--- DATA FOR THIS EXERCISE ---

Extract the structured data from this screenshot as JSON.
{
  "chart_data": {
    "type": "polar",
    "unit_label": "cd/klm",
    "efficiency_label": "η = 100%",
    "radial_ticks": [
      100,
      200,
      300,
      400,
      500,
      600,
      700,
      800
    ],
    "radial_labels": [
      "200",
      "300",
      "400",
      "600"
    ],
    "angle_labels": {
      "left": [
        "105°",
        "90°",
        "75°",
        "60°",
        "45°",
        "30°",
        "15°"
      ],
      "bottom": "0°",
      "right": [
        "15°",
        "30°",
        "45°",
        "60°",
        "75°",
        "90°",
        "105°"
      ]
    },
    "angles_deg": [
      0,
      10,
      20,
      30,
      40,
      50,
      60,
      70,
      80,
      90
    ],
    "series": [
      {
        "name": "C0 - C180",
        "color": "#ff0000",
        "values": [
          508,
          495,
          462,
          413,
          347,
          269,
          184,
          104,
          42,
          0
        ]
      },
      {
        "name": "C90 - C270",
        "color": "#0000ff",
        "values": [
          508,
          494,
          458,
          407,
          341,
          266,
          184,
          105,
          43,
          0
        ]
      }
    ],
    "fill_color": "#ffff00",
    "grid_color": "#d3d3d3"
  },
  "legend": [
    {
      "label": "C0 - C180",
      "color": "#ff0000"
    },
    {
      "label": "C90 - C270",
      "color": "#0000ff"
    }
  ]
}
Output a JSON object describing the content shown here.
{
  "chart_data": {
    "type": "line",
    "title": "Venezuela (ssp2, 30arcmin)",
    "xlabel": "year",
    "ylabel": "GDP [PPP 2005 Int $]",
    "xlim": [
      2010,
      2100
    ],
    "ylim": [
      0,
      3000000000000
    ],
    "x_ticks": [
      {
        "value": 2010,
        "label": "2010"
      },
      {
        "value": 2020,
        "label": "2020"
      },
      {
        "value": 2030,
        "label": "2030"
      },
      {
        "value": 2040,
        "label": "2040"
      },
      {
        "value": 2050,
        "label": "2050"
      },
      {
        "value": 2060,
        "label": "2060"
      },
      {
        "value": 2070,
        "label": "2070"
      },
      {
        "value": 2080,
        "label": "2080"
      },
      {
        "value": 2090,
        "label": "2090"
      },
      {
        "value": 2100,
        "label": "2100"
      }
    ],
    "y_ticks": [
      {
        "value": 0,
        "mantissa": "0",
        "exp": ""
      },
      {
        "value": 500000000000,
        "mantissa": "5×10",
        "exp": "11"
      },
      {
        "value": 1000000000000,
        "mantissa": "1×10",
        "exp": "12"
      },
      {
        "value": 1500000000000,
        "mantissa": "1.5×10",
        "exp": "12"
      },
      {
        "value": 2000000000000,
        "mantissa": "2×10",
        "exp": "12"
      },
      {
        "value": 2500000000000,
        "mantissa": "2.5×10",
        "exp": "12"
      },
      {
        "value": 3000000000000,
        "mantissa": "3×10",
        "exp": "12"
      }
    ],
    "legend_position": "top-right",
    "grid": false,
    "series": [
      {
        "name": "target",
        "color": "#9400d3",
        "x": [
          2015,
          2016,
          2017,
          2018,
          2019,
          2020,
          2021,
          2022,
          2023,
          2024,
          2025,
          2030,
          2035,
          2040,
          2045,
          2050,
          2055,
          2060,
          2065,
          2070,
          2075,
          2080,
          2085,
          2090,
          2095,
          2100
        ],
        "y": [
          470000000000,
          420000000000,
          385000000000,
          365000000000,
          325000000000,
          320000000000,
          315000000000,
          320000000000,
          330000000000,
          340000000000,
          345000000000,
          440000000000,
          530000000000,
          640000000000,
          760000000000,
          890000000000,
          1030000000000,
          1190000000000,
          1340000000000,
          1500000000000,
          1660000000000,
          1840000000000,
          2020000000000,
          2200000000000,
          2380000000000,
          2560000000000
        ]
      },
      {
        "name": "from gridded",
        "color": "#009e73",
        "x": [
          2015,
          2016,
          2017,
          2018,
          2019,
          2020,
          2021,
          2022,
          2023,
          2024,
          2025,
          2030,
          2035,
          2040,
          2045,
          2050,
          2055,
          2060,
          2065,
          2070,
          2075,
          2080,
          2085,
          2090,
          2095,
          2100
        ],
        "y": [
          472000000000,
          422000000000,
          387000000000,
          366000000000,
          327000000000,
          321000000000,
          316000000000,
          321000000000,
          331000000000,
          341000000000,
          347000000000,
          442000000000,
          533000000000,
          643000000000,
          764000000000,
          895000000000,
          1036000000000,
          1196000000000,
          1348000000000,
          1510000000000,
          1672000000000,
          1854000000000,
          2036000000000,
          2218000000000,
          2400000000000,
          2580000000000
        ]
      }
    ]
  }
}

---

Identify and copy all lines with the word "name".

SOLUTION TO THIS PROBLEM
        "name": "C0 - C180",
        "name": "C90 - C270",
        "name": "target",
        "name": "from gridded",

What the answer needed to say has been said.